RECORDS PROVIDED –
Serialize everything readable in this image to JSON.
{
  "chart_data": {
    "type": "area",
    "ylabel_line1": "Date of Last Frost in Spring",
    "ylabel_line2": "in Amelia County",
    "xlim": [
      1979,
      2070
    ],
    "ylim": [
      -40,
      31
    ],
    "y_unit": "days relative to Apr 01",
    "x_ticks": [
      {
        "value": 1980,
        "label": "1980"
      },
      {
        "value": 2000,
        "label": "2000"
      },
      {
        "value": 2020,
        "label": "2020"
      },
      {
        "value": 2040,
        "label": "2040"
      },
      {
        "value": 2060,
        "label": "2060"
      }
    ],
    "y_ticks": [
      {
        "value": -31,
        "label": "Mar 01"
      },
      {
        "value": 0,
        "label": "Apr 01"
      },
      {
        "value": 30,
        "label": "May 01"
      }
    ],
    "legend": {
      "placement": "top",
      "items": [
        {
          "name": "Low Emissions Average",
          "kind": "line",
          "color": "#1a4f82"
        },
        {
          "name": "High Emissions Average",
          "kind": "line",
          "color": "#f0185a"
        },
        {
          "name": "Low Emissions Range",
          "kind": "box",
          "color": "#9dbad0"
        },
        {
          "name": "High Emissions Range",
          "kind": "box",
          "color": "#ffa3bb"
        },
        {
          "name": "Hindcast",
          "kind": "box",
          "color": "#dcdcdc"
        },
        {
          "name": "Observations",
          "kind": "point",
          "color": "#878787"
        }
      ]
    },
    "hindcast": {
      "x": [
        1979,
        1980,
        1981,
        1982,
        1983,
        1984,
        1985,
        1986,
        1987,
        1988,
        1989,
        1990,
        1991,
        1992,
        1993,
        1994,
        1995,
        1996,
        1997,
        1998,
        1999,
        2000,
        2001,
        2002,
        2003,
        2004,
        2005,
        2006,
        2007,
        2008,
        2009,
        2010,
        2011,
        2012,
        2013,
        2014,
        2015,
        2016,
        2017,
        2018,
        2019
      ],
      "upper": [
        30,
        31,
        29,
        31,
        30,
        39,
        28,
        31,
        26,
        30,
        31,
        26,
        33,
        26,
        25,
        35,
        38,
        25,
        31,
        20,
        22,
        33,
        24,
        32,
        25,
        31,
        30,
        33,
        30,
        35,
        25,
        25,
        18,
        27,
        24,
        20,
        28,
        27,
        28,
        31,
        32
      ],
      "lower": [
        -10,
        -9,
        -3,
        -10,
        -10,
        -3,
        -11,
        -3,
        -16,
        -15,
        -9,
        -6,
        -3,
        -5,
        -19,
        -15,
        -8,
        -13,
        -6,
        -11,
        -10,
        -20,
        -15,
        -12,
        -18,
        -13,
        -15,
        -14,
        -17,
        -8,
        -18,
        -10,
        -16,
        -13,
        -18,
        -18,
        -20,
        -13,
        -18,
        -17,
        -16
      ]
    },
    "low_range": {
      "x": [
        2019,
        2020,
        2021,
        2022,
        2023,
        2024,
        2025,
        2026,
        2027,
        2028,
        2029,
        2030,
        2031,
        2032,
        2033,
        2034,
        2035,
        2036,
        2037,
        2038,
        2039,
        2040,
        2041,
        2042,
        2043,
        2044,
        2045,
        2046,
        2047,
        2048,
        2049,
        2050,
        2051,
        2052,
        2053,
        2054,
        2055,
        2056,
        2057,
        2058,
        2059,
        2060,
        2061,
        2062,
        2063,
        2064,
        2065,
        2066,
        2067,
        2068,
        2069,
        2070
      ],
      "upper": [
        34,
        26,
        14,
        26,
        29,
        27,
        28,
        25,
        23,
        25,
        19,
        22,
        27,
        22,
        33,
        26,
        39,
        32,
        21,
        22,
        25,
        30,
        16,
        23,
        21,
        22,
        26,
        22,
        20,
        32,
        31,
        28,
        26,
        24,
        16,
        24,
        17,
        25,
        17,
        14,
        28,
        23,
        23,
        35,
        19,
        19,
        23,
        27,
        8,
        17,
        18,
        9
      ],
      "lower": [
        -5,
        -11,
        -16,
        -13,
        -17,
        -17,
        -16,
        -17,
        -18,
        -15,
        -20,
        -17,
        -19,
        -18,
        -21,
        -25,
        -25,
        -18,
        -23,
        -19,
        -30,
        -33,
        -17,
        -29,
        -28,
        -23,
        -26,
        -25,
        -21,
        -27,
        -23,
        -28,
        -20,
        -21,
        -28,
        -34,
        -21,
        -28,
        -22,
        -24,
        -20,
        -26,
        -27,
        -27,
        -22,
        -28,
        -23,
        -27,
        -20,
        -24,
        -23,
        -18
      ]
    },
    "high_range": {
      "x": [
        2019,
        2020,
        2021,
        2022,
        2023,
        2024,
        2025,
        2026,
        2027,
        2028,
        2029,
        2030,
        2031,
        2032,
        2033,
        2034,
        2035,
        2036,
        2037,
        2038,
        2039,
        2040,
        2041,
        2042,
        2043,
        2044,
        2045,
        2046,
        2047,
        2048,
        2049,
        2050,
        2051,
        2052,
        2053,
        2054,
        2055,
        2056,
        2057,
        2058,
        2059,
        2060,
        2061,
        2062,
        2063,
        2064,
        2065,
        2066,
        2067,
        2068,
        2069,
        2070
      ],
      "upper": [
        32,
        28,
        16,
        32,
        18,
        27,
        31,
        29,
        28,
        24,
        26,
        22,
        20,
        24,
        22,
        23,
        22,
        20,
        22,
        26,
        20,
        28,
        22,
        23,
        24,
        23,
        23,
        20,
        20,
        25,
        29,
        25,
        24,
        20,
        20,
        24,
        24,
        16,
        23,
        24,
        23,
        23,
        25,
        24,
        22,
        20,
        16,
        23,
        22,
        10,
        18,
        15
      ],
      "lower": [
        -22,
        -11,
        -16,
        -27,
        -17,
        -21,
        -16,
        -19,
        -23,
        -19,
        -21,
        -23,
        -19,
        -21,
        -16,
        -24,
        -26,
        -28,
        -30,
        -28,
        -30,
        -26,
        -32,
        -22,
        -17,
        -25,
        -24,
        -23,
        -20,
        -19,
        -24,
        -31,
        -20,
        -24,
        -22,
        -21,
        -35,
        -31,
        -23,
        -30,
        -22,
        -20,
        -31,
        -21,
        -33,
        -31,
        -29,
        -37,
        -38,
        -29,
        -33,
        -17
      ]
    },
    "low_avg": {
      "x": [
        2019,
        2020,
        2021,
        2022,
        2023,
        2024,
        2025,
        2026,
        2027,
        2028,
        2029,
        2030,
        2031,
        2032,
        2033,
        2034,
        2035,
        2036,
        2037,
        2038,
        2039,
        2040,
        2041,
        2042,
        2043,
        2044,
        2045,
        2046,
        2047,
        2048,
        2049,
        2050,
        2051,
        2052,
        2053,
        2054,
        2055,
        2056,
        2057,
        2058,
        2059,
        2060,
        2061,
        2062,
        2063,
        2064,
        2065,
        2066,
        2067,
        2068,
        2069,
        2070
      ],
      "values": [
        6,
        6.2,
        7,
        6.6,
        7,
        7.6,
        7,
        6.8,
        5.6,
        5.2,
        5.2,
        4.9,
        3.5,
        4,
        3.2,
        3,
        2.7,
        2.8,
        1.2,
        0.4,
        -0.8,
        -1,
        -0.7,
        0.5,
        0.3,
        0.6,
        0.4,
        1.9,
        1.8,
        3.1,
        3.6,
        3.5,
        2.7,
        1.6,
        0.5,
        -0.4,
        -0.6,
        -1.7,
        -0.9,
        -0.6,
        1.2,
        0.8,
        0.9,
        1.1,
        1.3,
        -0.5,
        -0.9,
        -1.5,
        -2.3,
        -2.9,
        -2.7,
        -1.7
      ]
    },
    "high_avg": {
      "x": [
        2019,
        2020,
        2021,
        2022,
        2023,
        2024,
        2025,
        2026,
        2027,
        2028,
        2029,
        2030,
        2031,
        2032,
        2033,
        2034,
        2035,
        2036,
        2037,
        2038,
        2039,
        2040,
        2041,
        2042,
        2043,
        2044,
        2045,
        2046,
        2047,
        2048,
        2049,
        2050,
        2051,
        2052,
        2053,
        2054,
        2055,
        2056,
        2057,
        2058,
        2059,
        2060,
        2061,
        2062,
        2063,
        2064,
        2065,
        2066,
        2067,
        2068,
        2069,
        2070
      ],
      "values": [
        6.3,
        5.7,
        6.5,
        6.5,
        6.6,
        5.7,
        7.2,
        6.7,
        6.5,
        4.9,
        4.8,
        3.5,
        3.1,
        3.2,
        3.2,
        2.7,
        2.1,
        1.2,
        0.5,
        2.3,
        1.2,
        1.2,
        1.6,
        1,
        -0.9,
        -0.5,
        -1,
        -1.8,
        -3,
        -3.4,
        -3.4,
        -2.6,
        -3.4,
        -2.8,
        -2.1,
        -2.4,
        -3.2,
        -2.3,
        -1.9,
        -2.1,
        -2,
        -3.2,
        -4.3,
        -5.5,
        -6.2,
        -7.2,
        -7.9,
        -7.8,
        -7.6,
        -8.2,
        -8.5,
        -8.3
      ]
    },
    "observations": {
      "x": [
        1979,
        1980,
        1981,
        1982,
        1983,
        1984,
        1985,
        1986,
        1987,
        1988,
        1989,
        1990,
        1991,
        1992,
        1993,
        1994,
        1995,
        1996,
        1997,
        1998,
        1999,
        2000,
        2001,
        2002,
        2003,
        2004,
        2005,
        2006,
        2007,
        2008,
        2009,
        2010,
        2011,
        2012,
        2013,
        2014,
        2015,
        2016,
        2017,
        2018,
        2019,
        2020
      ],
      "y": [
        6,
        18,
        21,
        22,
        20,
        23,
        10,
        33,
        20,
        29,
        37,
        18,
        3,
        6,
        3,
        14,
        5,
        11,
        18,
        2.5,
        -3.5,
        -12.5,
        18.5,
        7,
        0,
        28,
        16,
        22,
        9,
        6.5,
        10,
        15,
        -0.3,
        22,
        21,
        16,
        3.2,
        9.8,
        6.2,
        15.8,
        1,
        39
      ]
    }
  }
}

WHAT YOU SHOULD DO –
Look through the entries above and report each line where the string "color" occurs.

EXERCISE RESULT –
          "color": "#1a4f82"
          "color": "#f0185a"
          "color": "#9dbad0"
          "color": "#ffa3bb"
          "color": "#dcdcdc"
          "color": "#878787"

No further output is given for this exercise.